Give back the full material, exactly as it reads.

• [Given entries]
►

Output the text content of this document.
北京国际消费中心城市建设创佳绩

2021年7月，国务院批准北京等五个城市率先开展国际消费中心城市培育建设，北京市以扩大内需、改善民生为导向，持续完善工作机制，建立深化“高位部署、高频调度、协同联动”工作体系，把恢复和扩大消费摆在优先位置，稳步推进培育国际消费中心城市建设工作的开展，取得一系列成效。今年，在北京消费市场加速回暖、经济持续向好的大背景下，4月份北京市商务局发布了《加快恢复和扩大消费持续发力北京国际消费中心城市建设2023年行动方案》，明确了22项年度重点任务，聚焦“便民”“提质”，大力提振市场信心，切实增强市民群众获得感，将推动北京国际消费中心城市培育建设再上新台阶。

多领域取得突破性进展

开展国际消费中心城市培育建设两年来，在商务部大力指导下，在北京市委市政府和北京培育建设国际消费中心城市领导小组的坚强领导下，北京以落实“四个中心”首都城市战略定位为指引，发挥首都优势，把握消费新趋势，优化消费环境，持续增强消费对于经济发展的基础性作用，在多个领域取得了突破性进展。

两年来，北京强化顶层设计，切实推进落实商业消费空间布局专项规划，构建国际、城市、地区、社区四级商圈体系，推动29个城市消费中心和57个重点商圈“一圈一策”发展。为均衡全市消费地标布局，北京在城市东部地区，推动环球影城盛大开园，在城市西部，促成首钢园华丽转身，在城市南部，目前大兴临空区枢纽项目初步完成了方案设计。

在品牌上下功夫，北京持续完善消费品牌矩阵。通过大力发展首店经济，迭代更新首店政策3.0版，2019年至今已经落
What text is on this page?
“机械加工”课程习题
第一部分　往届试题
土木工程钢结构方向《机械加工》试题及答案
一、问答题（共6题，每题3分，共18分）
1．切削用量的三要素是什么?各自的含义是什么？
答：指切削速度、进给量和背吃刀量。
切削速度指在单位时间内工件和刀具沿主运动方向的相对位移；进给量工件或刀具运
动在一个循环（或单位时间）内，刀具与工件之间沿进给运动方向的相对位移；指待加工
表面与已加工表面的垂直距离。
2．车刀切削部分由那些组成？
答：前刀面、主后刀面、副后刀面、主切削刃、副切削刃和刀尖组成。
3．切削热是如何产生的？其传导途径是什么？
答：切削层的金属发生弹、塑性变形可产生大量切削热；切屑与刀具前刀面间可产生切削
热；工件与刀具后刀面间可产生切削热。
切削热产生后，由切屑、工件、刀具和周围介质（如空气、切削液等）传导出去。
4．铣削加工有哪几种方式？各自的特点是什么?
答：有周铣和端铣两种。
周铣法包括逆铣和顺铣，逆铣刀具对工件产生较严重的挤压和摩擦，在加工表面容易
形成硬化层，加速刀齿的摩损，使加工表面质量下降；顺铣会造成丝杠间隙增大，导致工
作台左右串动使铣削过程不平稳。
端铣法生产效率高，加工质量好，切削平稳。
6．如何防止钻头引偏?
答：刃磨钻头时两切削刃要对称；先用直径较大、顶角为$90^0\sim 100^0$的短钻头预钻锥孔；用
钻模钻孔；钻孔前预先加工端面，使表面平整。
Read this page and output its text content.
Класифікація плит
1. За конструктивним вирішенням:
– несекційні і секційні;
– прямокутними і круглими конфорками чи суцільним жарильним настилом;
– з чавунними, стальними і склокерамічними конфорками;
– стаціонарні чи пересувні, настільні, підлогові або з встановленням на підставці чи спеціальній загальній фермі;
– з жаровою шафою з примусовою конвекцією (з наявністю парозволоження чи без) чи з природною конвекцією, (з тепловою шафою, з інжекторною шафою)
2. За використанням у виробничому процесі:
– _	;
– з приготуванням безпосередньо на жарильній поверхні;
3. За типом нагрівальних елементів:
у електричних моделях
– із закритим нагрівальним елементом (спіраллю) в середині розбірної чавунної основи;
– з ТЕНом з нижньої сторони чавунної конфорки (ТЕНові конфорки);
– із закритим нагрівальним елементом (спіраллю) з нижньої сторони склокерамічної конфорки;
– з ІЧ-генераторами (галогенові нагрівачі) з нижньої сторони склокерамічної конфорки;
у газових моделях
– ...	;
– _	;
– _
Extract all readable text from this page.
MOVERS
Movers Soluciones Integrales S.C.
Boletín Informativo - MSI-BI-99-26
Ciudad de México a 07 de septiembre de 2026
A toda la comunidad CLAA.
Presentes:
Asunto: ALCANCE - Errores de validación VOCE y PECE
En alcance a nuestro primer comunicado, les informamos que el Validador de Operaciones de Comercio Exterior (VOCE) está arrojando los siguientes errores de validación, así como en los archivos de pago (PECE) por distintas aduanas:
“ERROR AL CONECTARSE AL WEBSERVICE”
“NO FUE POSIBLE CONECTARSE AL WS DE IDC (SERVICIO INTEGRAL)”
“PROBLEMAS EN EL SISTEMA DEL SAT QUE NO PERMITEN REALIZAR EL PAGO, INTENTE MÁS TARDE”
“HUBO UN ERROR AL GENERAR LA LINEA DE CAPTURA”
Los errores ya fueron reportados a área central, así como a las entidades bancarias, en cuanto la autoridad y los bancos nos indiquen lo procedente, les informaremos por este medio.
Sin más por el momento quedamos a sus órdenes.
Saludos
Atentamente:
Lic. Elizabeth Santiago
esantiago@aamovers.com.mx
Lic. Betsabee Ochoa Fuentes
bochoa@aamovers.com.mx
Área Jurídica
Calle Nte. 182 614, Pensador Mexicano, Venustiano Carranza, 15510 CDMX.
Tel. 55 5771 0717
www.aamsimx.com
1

◄

• [Right answer]
Output the text content of this document.
北京国际消费中心城市建设创佳绩

2021年7月，国务院批准北京等五个城市率先开展国际消费中心城市培育建设，北京市以扩大内需、改善民生为导向，持续完善工作机制，建立深化“高位部署、高频调度、协同联动”工作体系，把恢复和扩大消费摆在优先位置，稳步推进培育国际消费中心城市建设工作的开展，取得一系列成效。今年，在北京消费市场加速回暖、经济持续向好的大背景下，4月份北京市商务局发布了《加快恢复和扩大消费持续发力北京国际消费中心城市建设2023年行动方案》，明确了22项年度重点任务，聚焦“便民”“提质”，大力提振市场信心，切实增强市民群众获得感，将推动北京国际消费中心城市培育建设再上新台阶。

多领域取得突破性进展

开展国际消费中心城市培育建设两年来，在商务部大力指导下，在北京市委市政府和北京培育建设国际消费中心城市领导小组的坚强领导下，北京以落实“四个中心”首都城市战略定位为指引，发挥首都优势，把握消费新趋势，优化消费环境，持续增强消费对于经济发展的基础性作用，在多个领域取得了突破性进展。

两年来，北京强化顶层设计，切实推进落实商业消费空间布局专项规划，构建国际、城市、地区、社区四级商圈体系，推动29个城市消费中心和57个重点商圈“一圈一策”发展。为均衡全市消费地标布局，北京在城市东部地区，推动环球影城盛大开园，在城市西部，促成首钢园华丽转身，在城市南部，目前大兴临空区枢纽项目初步完成了方案设计。

在品牌上下功夫，北京持续完善消费品牌矩阵。通过大力发展首店经济，迭代更新首店政策3.0版，2019年至今已经落
What text is on this page?
“机械加工”课程习题
第一部分　往届试题
土木工程钢结构方向《机械加工》试题及答案
一、问答题（共6题，每题3分，共18分）
1．切削用量的三要素是什么?各自的含义是什么？
答：指切削速度、进给量和背吃刀量。
切削速度指在单位时间内工件和刀具沿主运动方向的相对位移；进给量工件或刀具运
动在一个循环（或单位时间）内，刀具与工件之间沿进给运动方向的相对位移；指待加工
表面与已加工表面的垂直距离。
2．车刀切削部分由那些组成？
答：前刀面、主后刀面、副后刀面、主切削刃、副切削刃和刀尖组成。
3．切削热是如何产生的？其传导途径是什么？
答：切削层的金属发生弹、塑性变形可产生大量切削热；切屑与刀具前刀面间可产生切削
热；工件与刀具后刀面间可产生切削热。
切削热产生后，由切屑、工件、刀具和周围介质（如空气、切削液等）传导出去。
4．铣削加工有哪几种方式？各自的特点是什么?
答：有周铣和端铣两种。
周铣法包括逆铣和顺铣，逆铣刀具对工件产生较严重的挤压和摩擦，在加工表面容易
形成硬化层，加速刀齿的摩损，使加工表面质量下降；顺铣会造成丝杠间隙增大，导致工
作台左右串动使铣削过程不平稳。
端铣法生产效率高，加工质量好，切削平稳。
6．如何防止钻头引偏?
答：刃磨钻头时两切削刃要对称；先用直径较大、顶角为$90^0\sim 100^0$的短钻头预钻锥孔；用
钻模钻孔；钻孔前预先加工端面，使表面平整。
Read this page and output its text content.
Класифікація плит
1. За конструктивним вирішенням:
– несекційні і секційні;
– прямокутними і круглими конфорками чи суцільним жарильним настилом;
– з чавунними, стальними і склокерамічними конфорками;
– стаціонарні чи пересувні, настільні, підлогові або з встановленням на підставці чи спеціальній загальній фермі;
– з жаровою шафою з примусовою конвекцією (з наявністю парозволоження чи без) чи з природною конвекцією, (з тепловою шафою, з інжекторною шафою)
2. За використанням у виробничому процесі:
– _	;
– з приготуванням безпосередньо на жарильній поверхні;
3. За типом нагрівальних елементів:
у електричних моделях
– із закритим нагрівальним елементом (спіраллю) в середині розбірної чавунної основи;
– з ТЕНом з нижньої сторони чавунної конфорки (ТЕНові конфорки);
– із закритим нагрівальним елементом (спіраллю) з нижньої сторони склокерамічної конфорки;
– з ІЧ-генераторами (галогенові нагрівачі) з нижньої сторони склокерамічної конфорки;
у газових моделях
– ...	;
– _	;
– _
Extract all readable text from this page.
MOVERS
Movers Soluciones Integrales S.C.
Boletín Informativo - MSI-BI-99-26
Ciudad de México a 07 de septiembre de 2026
A toda la comunidad CLAA.
Presentes:
Asunto: ALCANCE - Errores de validación VOCE y PECE
En alcance a nuestro primer comunicado, les informamos que el Validador de Operaciones de Comercio Exterior (VOCE) está arrojando los siguientes errores de validación, así como en los archivos de pago (PECE) por distintas aduanas:
“ERROR AL CONECTARSE AL WEBSERVICE”
“NO FUE POSIBLE CONECTARSE AL WS DE IDC (SERVICIO INTEGRAL)”
“PROBLEMAS EN EL SISTEMA DEL SAT QUE NO PERMITEN REALIZAR EL PAGO, INTENTE MÁS TARDE”
“HUBO UN ERROR AL GENERAR LA LINEA DE CAPTURA”
Los errores ya fueron reportados a área central, así como a las entidades bancarias, en cuanto la autoridad y los bancos nos indiquen lo procedente, les informaremos por este medio.
Sin más por el momento quedamos a sus órdenes.
Saludos
Atentamente:
Lic. Elizabeth Santiago
esantiago@aamovers.com.mx
Lic. Betsabee Ochoa Fuentes
bochoa@aamovers.com.mx
Área Jurídica
Calle Nte. 182 614, Pensador Mexicano, Venustiano Carranza, 15510 CDMX.
Tel. 55 5771 0717
www.aamsimx.com
1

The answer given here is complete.